## begin Supplied information
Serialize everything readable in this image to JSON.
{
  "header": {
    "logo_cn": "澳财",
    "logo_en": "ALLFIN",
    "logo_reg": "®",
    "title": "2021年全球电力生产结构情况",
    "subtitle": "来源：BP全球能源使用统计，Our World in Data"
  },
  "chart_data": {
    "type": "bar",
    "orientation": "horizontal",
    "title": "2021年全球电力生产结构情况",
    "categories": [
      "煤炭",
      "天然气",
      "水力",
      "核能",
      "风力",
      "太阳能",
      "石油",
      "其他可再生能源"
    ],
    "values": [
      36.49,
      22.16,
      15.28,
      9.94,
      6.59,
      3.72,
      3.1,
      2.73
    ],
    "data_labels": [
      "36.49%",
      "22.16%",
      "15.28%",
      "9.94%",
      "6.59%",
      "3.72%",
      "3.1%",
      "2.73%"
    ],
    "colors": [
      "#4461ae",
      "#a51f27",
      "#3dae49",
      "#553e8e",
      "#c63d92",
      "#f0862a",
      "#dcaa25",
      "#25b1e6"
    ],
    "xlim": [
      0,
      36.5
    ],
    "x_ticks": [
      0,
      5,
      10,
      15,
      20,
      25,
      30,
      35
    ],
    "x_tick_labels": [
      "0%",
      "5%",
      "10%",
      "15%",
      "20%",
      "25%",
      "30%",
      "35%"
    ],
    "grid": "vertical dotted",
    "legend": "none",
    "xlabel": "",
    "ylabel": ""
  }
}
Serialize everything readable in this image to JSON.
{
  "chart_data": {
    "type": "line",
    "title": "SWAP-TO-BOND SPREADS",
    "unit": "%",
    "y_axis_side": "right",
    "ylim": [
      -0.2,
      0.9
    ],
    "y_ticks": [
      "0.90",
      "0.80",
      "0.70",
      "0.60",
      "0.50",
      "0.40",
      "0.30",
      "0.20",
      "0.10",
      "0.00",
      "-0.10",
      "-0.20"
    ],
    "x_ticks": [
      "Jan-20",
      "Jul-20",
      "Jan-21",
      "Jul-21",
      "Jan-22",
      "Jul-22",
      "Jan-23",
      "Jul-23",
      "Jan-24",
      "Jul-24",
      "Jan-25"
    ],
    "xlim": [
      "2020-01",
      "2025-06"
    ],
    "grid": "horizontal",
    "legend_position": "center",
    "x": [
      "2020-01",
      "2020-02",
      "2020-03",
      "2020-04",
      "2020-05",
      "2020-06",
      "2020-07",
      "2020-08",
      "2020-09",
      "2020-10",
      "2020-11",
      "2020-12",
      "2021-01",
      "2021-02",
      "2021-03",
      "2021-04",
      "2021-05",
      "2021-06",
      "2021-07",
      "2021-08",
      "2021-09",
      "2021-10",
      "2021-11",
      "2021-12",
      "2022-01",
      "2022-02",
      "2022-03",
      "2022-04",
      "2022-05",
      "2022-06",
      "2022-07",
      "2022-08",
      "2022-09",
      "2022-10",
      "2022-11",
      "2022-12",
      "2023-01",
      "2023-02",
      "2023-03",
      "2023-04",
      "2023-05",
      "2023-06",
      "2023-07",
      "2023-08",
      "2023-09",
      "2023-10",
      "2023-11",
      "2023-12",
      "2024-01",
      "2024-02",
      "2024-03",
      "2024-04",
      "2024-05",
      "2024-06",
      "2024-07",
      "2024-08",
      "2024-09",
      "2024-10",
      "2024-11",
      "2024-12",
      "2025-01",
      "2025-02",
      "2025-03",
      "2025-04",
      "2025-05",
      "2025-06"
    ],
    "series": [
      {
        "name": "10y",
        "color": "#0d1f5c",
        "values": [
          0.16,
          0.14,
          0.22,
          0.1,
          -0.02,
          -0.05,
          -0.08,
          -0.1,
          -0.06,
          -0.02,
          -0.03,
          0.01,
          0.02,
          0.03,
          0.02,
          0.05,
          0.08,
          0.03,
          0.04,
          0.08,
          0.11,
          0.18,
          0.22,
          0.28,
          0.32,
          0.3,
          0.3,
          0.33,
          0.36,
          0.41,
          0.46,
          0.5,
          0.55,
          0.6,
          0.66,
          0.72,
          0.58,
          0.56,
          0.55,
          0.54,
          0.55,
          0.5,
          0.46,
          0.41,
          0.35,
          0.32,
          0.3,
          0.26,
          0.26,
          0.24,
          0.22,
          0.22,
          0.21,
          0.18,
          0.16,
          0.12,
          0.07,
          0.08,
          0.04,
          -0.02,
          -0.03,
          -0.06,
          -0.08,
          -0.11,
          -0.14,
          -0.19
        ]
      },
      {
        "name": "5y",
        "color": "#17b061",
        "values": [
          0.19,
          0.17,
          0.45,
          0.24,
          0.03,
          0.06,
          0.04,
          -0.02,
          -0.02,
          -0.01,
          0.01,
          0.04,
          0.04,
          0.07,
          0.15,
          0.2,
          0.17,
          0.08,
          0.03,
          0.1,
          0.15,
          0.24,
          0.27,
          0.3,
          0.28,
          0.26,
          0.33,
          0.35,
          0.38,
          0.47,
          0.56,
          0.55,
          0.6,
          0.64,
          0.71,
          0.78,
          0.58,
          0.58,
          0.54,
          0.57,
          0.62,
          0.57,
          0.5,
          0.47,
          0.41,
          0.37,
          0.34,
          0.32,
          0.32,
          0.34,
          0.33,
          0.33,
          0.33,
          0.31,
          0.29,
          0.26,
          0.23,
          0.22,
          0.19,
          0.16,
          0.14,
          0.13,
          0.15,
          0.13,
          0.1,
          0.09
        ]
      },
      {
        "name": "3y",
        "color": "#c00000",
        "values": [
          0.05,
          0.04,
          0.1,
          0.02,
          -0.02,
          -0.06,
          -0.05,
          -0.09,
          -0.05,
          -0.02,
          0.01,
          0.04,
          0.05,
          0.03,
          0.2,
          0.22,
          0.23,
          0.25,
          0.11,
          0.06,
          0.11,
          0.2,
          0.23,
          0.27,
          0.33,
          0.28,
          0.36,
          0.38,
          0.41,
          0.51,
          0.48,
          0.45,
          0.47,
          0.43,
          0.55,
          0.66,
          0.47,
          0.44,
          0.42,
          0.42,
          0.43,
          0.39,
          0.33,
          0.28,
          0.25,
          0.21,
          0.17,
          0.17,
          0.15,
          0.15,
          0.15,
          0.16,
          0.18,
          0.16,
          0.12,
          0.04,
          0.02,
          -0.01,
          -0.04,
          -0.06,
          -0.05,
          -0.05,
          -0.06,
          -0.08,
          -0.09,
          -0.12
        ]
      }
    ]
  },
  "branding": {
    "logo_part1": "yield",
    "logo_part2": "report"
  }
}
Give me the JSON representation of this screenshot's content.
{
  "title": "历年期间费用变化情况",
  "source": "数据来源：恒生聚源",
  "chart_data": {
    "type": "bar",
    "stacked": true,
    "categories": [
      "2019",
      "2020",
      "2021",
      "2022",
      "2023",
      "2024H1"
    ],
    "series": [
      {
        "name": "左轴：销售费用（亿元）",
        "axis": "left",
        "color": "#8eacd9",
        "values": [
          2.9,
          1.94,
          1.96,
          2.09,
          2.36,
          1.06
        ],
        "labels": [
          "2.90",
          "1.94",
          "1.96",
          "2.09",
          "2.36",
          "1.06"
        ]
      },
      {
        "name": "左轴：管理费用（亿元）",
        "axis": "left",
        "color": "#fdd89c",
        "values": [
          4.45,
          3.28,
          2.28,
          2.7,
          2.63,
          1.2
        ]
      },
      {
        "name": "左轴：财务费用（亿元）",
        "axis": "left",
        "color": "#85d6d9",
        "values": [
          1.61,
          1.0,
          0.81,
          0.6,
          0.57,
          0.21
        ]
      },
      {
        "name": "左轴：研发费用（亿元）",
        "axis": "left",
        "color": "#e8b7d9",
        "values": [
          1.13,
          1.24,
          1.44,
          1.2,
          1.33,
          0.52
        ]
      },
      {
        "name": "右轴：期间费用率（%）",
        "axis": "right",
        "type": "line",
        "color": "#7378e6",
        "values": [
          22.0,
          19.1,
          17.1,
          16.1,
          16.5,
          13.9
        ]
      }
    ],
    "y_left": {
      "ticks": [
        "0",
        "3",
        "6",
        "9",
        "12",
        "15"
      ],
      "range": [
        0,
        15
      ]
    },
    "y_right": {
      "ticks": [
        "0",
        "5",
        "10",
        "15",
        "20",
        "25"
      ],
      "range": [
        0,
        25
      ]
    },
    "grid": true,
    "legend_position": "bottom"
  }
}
## end Supplied information
■ **Aim of the task**:
In the listing, find all lines with the string "name" and copy them.

■ **Answer to this task**:
        "name": "10y",
        "name": "5y",
        "name": "3y",
        "name": "左轴：销售费用（亿元）",
        "name": "左轴：管理费用（亿元）",
        "name": "左轴：财务费用（亿元）",
        "name": "左轴：研发费用（亿元）",
        "name": "右轴：期间费用率（%）",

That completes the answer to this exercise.